◆ EXTRACTED DATA
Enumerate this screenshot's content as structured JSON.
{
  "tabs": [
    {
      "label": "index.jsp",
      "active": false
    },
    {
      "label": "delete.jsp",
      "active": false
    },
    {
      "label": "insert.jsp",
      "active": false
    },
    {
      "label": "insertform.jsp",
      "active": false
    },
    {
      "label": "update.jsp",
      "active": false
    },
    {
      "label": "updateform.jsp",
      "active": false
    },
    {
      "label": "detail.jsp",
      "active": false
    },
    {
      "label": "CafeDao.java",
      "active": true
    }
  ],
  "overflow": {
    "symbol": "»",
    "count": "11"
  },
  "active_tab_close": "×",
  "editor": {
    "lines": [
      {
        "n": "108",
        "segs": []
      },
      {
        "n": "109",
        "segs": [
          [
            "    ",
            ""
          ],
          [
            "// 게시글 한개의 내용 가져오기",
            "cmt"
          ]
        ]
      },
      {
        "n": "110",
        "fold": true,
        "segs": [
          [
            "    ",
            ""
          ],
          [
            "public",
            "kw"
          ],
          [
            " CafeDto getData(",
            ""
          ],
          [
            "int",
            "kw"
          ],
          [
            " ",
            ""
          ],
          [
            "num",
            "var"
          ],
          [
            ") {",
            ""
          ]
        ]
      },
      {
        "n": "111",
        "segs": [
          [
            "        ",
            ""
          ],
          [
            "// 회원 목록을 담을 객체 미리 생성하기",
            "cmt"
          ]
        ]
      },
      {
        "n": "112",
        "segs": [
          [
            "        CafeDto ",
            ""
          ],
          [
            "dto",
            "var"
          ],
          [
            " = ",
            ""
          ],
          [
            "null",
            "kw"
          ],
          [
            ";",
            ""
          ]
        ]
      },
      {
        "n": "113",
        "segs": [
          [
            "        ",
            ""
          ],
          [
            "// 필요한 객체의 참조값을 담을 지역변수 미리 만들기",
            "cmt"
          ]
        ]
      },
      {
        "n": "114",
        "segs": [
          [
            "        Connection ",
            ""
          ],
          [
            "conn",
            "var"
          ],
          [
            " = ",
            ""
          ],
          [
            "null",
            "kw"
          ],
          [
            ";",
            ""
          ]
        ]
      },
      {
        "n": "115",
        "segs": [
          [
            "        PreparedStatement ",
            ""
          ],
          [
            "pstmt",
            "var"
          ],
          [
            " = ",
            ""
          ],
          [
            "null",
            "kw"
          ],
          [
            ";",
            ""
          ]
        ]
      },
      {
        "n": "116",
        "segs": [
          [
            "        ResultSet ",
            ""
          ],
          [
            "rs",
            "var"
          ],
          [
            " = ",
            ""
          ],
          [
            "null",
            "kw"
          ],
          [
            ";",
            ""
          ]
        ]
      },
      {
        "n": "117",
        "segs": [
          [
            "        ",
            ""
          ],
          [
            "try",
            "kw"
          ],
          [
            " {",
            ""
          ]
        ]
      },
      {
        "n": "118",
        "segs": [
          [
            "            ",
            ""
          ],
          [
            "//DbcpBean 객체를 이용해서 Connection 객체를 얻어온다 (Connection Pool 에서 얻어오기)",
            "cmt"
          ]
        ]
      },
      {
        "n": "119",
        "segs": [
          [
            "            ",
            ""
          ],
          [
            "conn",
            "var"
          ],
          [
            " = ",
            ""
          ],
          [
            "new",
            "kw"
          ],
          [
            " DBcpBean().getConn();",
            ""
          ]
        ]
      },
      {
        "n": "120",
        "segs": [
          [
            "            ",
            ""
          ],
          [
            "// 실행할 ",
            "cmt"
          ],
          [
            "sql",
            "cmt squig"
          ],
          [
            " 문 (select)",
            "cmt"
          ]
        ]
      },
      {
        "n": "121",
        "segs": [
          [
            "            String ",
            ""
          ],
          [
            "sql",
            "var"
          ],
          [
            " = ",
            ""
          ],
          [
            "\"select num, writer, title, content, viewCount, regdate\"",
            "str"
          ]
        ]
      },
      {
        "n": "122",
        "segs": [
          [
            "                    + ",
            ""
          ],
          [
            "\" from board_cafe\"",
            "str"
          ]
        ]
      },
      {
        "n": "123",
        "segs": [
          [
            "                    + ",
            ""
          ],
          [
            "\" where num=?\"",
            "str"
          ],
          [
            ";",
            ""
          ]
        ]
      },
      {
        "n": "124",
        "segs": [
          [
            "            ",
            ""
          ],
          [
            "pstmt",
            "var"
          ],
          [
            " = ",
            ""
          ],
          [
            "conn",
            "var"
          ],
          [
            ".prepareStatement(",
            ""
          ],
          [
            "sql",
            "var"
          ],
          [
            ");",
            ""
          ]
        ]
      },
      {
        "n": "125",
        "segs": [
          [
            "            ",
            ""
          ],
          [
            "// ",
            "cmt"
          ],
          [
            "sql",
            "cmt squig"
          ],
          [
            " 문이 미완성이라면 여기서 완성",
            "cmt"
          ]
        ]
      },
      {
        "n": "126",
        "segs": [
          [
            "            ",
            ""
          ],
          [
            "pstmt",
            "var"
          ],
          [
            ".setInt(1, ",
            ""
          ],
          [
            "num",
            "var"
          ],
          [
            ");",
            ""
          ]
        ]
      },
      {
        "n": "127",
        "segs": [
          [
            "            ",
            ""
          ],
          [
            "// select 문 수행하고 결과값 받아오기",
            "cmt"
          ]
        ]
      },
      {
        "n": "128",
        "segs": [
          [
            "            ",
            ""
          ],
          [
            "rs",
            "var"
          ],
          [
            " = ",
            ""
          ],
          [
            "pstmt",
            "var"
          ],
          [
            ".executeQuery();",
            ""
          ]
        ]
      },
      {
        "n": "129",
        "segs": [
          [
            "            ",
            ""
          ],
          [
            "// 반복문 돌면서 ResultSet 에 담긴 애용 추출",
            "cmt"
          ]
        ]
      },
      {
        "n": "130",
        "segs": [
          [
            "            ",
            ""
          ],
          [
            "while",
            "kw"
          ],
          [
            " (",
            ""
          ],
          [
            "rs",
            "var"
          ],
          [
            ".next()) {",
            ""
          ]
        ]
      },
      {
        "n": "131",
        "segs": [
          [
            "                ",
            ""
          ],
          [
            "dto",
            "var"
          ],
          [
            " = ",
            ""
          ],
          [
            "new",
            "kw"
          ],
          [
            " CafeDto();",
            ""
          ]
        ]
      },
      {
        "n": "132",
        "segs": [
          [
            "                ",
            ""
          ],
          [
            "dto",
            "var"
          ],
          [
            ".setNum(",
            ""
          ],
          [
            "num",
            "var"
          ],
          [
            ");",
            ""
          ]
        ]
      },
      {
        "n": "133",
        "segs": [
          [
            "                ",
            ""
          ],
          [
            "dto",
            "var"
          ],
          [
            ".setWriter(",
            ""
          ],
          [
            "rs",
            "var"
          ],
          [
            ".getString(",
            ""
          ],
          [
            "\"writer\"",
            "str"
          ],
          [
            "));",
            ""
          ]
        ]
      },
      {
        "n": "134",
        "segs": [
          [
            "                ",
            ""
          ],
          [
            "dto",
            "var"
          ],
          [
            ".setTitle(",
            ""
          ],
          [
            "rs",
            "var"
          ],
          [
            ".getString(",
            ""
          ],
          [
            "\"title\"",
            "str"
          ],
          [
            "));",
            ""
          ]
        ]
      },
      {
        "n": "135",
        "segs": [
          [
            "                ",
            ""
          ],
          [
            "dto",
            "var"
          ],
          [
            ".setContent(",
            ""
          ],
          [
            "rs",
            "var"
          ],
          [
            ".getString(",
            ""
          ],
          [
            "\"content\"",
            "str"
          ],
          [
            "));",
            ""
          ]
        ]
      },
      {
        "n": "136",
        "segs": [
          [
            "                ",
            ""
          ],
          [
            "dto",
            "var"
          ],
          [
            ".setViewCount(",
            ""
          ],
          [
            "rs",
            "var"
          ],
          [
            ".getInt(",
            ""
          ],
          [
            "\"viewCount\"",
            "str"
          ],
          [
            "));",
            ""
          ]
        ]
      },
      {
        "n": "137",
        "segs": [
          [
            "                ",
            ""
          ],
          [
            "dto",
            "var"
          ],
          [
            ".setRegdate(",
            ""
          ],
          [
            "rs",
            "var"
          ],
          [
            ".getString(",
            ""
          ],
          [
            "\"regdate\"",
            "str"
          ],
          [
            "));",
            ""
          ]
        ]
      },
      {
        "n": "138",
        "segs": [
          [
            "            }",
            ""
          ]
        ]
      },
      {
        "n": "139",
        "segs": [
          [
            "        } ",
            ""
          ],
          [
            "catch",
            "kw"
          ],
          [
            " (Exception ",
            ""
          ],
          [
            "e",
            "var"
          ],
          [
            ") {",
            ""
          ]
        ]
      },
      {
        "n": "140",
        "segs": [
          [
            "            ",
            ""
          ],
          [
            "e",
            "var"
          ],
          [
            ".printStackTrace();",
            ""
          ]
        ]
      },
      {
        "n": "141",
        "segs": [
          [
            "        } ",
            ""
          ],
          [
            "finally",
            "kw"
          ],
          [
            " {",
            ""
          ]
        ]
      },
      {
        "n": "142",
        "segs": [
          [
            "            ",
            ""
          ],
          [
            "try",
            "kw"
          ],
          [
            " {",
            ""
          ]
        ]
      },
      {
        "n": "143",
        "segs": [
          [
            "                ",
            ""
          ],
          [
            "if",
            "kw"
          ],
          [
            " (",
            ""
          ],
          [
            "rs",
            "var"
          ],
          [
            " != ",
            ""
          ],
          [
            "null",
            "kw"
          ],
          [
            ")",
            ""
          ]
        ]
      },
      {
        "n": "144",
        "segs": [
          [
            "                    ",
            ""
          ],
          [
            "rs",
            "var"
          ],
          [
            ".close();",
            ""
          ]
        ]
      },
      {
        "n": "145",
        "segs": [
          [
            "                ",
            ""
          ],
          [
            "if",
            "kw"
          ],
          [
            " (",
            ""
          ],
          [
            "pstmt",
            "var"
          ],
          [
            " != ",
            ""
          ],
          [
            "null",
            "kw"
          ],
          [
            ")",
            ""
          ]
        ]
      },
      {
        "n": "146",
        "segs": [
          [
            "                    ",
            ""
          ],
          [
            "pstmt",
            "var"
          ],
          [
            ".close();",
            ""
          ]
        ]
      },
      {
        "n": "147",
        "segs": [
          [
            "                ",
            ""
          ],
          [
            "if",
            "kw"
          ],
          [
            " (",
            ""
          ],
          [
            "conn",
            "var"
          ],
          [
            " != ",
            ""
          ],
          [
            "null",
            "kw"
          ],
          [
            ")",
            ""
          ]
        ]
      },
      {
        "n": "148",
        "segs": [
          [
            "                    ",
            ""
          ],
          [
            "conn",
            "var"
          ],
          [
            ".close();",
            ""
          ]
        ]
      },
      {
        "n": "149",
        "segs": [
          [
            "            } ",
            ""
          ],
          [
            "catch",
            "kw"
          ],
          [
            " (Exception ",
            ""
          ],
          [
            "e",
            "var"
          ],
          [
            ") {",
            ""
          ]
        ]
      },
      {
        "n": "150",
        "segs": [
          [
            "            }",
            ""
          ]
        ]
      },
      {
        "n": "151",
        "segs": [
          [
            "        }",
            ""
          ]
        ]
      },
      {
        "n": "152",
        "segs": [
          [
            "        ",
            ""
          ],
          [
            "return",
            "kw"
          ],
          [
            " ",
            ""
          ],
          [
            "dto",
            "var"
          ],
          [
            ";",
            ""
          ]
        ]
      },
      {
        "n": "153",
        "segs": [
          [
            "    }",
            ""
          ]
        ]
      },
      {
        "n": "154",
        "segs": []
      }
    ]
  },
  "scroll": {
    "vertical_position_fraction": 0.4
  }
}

◆ PROMPT
Using the material above, report each line where "select" occurs.

◆ OUTPUT
            " 문 (select)",
            "\"select num, writer, title, content, viewCount, regdate\"",
            "// select 문 수행하고 결과값 받아오기",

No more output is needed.